**Data provided:**
══════

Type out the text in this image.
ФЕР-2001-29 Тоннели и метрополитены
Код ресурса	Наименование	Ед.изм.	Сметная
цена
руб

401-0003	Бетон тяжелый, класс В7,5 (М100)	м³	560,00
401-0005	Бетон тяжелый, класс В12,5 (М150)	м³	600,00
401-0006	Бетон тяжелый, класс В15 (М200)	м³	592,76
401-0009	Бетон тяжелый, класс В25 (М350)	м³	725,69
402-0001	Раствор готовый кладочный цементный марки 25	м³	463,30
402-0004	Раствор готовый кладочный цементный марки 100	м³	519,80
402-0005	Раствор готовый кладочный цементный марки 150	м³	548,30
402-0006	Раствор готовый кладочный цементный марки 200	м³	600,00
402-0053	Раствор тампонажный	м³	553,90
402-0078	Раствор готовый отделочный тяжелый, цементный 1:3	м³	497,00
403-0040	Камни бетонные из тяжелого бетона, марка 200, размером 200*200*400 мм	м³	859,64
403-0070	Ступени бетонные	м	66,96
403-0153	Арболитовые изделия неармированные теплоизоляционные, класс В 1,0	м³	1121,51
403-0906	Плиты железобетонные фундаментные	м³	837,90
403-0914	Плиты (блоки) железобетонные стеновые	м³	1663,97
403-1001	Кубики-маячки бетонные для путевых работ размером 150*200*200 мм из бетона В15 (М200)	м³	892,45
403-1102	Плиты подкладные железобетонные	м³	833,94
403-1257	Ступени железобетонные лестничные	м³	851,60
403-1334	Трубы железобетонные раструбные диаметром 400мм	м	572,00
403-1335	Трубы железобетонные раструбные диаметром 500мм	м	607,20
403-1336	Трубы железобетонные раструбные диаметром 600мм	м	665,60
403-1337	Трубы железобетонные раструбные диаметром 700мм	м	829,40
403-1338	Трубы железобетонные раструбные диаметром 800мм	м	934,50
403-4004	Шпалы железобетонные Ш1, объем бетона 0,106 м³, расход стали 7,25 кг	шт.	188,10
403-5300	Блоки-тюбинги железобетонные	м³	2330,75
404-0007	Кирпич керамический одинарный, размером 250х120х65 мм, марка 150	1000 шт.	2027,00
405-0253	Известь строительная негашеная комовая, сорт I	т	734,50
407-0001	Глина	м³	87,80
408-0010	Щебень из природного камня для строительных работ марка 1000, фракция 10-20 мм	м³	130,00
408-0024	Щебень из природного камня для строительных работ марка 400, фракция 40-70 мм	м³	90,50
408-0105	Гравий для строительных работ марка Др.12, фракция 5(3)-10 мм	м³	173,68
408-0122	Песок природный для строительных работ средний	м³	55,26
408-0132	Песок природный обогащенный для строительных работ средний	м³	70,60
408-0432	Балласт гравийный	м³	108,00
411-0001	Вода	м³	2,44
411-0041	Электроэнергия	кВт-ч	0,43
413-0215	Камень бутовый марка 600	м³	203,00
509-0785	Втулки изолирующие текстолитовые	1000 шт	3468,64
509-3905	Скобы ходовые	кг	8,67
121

══════

Transcribe the material exactly as it reads.

**Completed exercise:**
Type out the text in this image.
ФЕР-2001-29 Тоннели и метрополитены
Код ресурса	Наименование	Ед.изм.	Сметная
цена
руб

401-0003	Бетон тяжелый, класс В7,5 (М100)	м³	560,00
401-0005	Бетон тяжелый, класс В12,5 (М150)	м³	600,00
401-0006	Бетон тяжелый, класс В15 (М200)	м³	592,76
401-0009	Бетон тяжелый, класс В25 (М350)	м³	725,69
402-0001	Раствор готовый кладочный цементный марки 25	м³	463,30
402-0004	Раствор готовый кладочный цементный марки 100	м³	519,80
402-0005	Раствор готовый кладочный цементный марки 150	м³	548,30
402-0006	Раствор готовый кладочный цементный марки 200	м³	600,00
402-0053	Раствор тампонажный	м³	553,90
402-0078	Раствор готовый отделочный тяжелый, цементный 1:3	м³	497,00
403-0040	Камни бетонные из тяжелого бетона, марка 200, размером 200*200*400 мм	м³	859,64
403-0070	Ступени бетонные	м	66,96
403-0153	Арболитовые изделия неармированные теплоизоляционные, класс В 1,0	м³	1121,51
403-0906	Плиты железобетонные фундаментные	м³	837,90
403-0914	Плиты (блоки) железобетонные стеновые	м³	1663,97
403-1001	Кубики-маячки бетонные для путевых работ размером 150*200*200 мм из бетона В15 (М200)	м³	892,45
403-1102	Плиты подкладные железобетонные	м³	833,94
403-1257	Ступени железобетонные лестничные	м³	851,60
403-1334	Трубы железобетонные раструбные диаметром 400мм	м	572,00
403-1335	Трубы железобетонные раструбные диаметром 500мм	м	607,20
403-1336	Трубы железобетонные раструбные диаметром 600мм	м	665,60
403-1337	Трубы железобетонные раструбные диаметром 700мм	м	829,40
403-1338	Трубы железобетонные раструбные диаметром 800мм	м	934,50
403-4004	Шпалы железобетонные Ш1, объем бетона 0,106 м³, расход стали 7,25 кг	шт.	188,10
403-5300	Блоки-тюбинги железобетонные	м³	2330,75
404-0007	Кирпич керамический одинарный, размером 250х120х65 мм, марка 150	1000 шт.	2027,00
405-0253	Известь строительная негашеная комовая, сорт I	т	734,50
407-0001	Глина	м³	87,80
408-0010	Щебень из природного камня для строительных работ марка 1000, фракция 10-20 мм	м³	130,00
408-0024	Щебень из природного камня для строительных работ марка 400, фракция 40-70 мм	м³	90,50
408-0105	Гравий для строительных работ марка Др.12, фракция 5(3)-10 мм	м³	173,68
408-0122	Песок природный для строительных работ средний	м³	55,26
408-0132	Песок природный обогащенный для строительных работ средний	м³	70,60
408-0432	Балласт гравийный	м³	108,00
411-0001	Вода	м³	2,44
411-0041	Электроэнергия	кВт-ч	0,43
413-0215	Камень бутовый марка 600	м³	203,00
509-0785	Втулки изолирующие текстолитовые	1000 шт	3468,64
509-3905	Скобы ходовые	кг	8,67
121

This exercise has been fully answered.